EXERCISE AIM
Each line of the material below with the word "value" is to be reported.

MATERIAL FOR THIS TASK
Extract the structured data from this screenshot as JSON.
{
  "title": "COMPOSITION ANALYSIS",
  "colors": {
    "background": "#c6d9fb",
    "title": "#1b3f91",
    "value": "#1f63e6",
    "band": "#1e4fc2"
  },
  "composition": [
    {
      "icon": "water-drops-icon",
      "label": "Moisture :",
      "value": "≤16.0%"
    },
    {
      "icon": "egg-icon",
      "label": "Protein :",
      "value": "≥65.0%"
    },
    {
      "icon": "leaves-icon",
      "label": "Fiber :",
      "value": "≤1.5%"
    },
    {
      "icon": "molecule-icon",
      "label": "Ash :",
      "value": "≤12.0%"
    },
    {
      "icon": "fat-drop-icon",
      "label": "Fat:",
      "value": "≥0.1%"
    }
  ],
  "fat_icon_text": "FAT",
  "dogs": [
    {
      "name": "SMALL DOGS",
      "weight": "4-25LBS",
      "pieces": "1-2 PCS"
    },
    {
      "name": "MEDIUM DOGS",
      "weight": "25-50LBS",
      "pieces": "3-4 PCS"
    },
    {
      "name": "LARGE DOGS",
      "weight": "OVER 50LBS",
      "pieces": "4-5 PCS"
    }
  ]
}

OUTPUT FOR THIS EXERCISE
    "value": "#1f63e6",
      "value": "≤16.0%"
      "value": "≥65.0%"
      "value": "≤1.5%"
      "value": "≤12.0%"
      "value": "≥0.1%"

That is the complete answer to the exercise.